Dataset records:
*****
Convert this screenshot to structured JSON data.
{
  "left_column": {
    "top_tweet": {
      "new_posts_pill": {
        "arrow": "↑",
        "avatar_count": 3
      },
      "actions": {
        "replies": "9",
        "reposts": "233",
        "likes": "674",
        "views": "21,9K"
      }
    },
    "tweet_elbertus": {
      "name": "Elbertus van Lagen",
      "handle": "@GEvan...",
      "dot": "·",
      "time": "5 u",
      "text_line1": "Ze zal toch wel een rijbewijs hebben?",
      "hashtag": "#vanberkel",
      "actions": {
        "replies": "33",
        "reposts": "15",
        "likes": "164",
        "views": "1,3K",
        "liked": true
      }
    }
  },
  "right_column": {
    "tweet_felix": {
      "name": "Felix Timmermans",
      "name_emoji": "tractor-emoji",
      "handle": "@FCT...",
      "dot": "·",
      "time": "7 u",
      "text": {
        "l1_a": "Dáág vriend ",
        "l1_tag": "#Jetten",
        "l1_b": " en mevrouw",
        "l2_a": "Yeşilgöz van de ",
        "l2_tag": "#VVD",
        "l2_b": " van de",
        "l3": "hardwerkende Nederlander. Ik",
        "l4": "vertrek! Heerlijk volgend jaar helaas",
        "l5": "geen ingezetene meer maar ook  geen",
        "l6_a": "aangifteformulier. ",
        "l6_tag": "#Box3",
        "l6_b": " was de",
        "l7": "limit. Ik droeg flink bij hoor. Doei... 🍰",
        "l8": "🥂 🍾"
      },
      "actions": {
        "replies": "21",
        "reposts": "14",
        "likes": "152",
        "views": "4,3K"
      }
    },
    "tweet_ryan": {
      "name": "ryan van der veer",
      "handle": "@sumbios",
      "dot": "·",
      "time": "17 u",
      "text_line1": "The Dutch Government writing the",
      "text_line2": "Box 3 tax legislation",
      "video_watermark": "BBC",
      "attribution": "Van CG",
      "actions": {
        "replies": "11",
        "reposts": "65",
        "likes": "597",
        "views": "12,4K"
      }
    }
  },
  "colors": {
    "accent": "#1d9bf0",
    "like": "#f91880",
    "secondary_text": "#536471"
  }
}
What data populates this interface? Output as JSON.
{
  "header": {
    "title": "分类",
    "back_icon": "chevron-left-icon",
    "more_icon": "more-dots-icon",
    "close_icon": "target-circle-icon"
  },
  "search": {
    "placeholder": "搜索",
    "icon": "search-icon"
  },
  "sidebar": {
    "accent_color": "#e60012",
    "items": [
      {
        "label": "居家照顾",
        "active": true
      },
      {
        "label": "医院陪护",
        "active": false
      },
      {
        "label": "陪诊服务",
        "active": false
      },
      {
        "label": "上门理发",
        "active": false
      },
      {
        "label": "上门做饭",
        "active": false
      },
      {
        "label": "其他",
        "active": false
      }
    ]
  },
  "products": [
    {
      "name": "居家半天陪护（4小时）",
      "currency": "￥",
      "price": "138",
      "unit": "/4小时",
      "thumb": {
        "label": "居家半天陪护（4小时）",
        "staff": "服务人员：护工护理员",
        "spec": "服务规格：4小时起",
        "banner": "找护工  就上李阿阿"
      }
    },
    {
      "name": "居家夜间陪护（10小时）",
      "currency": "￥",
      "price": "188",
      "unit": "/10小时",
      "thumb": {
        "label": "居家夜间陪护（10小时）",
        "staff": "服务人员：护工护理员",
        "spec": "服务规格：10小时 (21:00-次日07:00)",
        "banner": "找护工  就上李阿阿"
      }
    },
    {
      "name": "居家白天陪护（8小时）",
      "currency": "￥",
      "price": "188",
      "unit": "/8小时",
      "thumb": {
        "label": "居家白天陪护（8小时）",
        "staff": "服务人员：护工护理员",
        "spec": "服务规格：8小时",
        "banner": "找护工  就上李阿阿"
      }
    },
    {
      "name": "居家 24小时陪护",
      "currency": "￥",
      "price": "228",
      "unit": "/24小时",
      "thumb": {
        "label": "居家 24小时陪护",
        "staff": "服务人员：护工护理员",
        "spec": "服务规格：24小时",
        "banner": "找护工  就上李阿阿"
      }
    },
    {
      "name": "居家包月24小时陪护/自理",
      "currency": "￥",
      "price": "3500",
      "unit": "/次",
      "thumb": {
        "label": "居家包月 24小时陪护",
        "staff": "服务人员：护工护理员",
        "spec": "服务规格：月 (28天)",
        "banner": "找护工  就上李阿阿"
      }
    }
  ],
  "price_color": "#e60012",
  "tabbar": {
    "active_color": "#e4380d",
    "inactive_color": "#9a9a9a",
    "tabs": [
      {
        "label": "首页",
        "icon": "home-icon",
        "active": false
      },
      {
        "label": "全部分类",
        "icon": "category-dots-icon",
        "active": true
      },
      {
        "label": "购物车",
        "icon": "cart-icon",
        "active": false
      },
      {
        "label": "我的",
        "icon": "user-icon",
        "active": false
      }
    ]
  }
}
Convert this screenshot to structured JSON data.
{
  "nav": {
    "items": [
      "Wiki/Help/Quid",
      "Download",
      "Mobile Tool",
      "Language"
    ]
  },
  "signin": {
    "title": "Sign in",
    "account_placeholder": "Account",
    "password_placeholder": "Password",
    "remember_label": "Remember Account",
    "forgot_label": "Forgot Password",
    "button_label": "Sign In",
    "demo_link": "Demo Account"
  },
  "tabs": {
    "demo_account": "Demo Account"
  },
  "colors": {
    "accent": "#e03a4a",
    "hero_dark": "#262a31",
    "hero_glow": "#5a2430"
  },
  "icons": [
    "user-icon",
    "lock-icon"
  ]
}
*****
== REQUEST ==
Exactly reproduce every line found in the records.

== OUTPUT ==
Convert this screenshot to structured JSON data.
{
  "left_column": {
    "top_tweet": {
      "new_posts_pill": {
        "arrow": "↑",
        "avatar_count": 3
      },
      "actions": {
        "replies": "9",
        "reposts": "233",
        "likes": "674",
        "views": "21,9K"
      }
    },
    "tweet_elbertus": {
      "name": "Elbertus van Lagen",
      "handle": "@GEvan...",
      "dot": "·",
      "time": "5 u",
      "text_line1": "Ze zal toch wel een rijbewijs hebben?",
      "hashtag": "#vanberkel",
      "actions": {
        "replies": "33",
        "reposts": "15",
        "likes": "164",
        "views": "1,3K",
        "liked": true
      }
    }
  },
  "right_column": {
    "tweet_felix": {
      "name": "Felix Timmermans",
      "name_emoji": "tractor-emoji",
      "handle": "@FCT...",
      "dot": "·",
      "time": "7 u",
      "text": {
        "l1_a": "Dáág vriend ",
        "l1_tag": "#Jetten",
        "l1_b": " en mevrouw",
        "l2_a": "Yeşilgöz van de ",
        "l2_tag": "#VVD",
        "l2_b": " van de",
        "l3": "hardwerkende Nederlander. Ik",
        "l4": "vertrek! Heerlijk volgend jaar helaas",
        "l5": "geen ingezetene meer maar ook  geen",
        "l6_a": "aangifteformulier. ",
        "l6_tag": "#Box3",
        "l6_b": " was de",
        "l7": "limit. Ik droeg flink bij hoor. Doei... 🍰",
        "l8": "🥂 🍾"
      },
      "actions": {
        "replies": "21",
        "reposts": "14",
        "likes": "152",
        "views": "4,3K"
      }
    },
    "tweet_ryan": {
      "name": "ryan van der veer",
      "handle": "@sumbios",
      "dot": "·",
      "time": "17 u",
      "text_line1": "The Dutch Government writing the",
      "text_line2": "Box 3 tax legislation",
      "video_watermark": "BBC",
      "attribution": "Van CG",
      "actions": {
        "replies": "11",
        "reposts": "65",
        "likes": "597",
        "views": "12,4K"
      }
    }
  },
  "colors": {
    "accent": "#1d9bf0",
    "like": "#f91880",
    "secondary_text": "#536471"
  }
}
What data populates this interface? Output as JSON.
{
  "header": {
    "title": "分类",
    "back_icon": "chevron-left-icon",
    "more_icon": "more-dots-icon",
    "close_icon": "target-circle-icon"
  },
  "search": {
    "placeholder": "搜索",
    "icon": "search-icon"
  },
  "sidebar": {
    "accent_color": "#e60012",
    "items": [
      {
        "label": "居家照顾",
        "active": true
      },
      {
        "label": "医院陪护",
        "active": false
      },
      {
        "label": "陪诊服务",
        "active": false
      },
      {
        "label": "上门理发",
        "active": false
      },
      {
        "label": "上门做饭",
        "active": false
      },
      {
        "label": "其他",
        "active": false
      }
    ]
  },
  "products": [
    {
      "name": "居家半天陪护（4小时）",
      "currency": "￥",
      "price": "138",
      "unit": "/4小时",
      "thumb": {
        "label": "居家半天陪护（4小时）",
        "staff": "服务人员：护工护理员",
        "spec": "服务规格：4小时起",
        "banner": "找护工  就上李阿阿"
      }
    },
    {
      "name": "居家夜间陪护（10小时）",
      "currency": "￥",
      "price": "188",
      "unit": "/10小时",
      "thumb": {
        "label": "居家夜间陪护（10小时）",
        "staff": "服务人员：护工护理员",
        "spec": "服务规格：10小时 (21:00-次日07:00)",
        "banner": "找护工  就上李阿阿"
      }
    },
    {
      "name": "居家白天陪护（8小时）",
      "currency": "￥",
      "price": "188",
      "unit": "/8小时",
      "thumb": {
        "label": "居家白天陪护（8小时）",
        "staff": "服务人员：护工护理员",
        "spec": "服务规格：8小时",
        "banner": "找护工  就上李阿阿"
      }
    },
    {
      "name": "居家 24小时陪护",
      "currency": "￥",
      "price": "228",
      "unit": "/24小时",
      "thumb": {
        "label": "居家 24小时陪护",
        "staff": "服务人员：护工护理员",
        "spec": "服务规格：24小时",
        "banner": "找护工  就上李阿阿"
      }
    },
    {
      "name": "居家包月24小时陪护/自理",
      "currency": "￥",
      "price": "3500",
      "unit": "/次",
      "thumb": {
        "label": "居家包月 24小时陪护",
        "staff": "服务人员：护工护理员",
        "spec": "服务规格：月 (28天)",
        "banner": "找护工  就上李阿阿"
      }
    }
  ],
  "price_color": "#e60012",
  "tabbar": {
    "active_color": "#e4380d",
    "inactive_color": "#9a9a9a",
    "tabs": [
      {
        "label": "首页",
        "icon": "home-icon",
        "active": false
      },
      {
        "label": "全部分类",
        "icon": "category-dots-icon",
        "active": true
      },
      {
        "label": "购物车",
        "icon": "cart-icon",
        "active": false
      },
      {
        "label": "我的",
        "icon": "user-icon",
        "active": false
      }
    ]
  }
}
Convert this screenshot to structured JSON data.
{
  "nav": {
    "items": [
      "Wiki/Help/Quid",
      "Download",
      "Mobile Tool",
      "Language"
    ]
  },
  "signin": {
    "title": "Sign in",
    "account_placeholder": "Account",
    "password_placeholder": "Password",
    "remember_label": "Remember Account",
    "forgot_label": "Forgot Password",
    "button_label": "Sign In",
    "demo_link": "Demo Account"
  },
  "tabs": {
    "demo_account": "Demo Account"
  },
  "colors": {
    "accent": "#e03a4a",
    "hero_dark": "#262a31",
    "hero_glow": "#5a2430"
  },
  "icons": [
    "user-icon",
    "lock-icon"
  ]
}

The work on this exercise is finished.